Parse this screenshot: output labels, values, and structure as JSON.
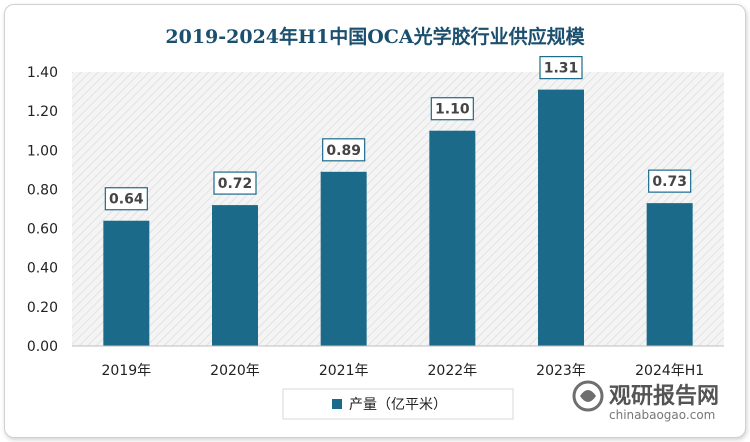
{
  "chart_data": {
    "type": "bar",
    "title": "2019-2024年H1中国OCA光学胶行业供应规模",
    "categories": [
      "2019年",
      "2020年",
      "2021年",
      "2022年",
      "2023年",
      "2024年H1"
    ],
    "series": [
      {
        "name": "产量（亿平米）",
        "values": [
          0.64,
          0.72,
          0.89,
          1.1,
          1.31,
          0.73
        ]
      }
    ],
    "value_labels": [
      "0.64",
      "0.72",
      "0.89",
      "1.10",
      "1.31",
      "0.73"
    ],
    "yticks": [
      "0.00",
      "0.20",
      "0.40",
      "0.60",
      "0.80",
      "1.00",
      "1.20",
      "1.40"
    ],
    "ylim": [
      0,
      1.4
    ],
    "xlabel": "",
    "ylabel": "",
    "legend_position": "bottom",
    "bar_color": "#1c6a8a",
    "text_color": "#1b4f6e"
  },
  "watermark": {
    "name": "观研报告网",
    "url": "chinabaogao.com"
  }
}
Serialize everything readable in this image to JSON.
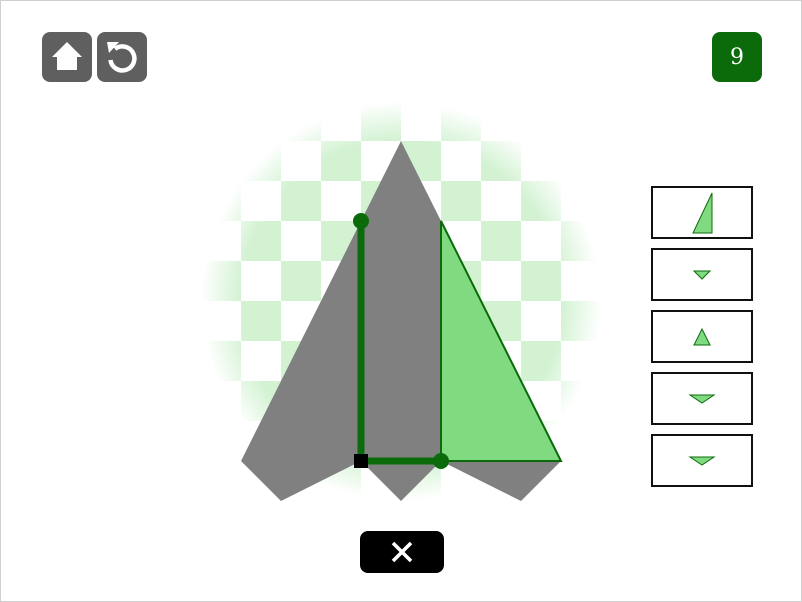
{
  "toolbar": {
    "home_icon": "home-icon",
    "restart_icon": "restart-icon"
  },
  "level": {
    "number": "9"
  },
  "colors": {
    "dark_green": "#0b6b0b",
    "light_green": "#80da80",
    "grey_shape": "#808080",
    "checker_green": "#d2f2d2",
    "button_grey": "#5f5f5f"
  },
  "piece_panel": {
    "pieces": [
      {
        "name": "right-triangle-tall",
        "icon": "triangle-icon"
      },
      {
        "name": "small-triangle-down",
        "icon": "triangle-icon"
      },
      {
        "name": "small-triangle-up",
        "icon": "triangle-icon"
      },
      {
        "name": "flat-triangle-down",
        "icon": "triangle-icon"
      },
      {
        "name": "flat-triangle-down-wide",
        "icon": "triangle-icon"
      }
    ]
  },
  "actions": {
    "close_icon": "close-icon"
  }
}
...
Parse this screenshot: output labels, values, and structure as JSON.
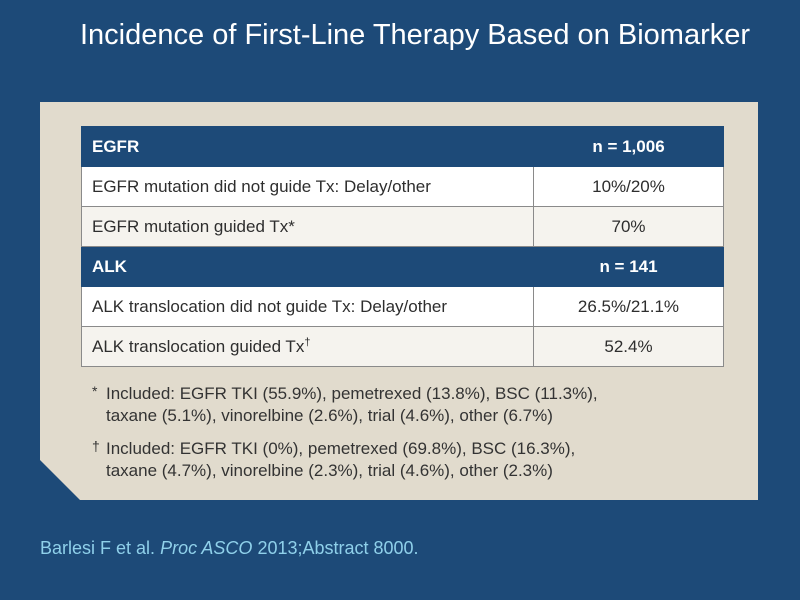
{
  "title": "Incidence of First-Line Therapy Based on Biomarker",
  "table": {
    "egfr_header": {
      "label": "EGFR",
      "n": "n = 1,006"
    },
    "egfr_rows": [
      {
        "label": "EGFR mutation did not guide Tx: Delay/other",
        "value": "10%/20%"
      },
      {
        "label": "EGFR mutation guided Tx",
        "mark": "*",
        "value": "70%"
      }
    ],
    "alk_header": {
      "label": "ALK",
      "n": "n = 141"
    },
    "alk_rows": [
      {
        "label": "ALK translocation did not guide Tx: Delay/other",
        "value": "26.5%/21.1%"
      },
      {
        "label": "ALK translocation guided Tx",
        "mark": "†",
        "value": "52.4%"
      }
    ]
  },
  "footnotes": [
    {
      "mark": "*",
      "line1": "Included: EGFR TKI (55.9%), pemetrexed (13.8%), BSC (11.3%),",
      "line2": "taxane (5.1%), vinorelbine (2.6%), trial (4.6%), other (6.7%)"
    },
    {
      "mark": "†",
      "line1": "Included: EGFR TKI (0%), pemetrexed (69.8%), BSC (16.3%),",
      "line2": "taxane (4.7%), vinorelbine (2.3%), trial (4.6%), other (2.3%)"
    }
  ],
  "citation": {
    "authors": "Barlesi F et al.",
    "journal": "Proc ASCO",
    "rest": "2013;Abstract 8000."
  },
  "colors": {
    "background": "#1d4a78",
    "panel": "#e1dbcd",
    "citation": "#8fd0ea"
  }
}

Given instruction: From the data, list each line in which the string "title" appears.

Result for this task:
    "title": "2019-2024年H1中国OCA光学胶行业供应规模",
  "title": "Incidence of First-Line Therapy Based on Biomarker",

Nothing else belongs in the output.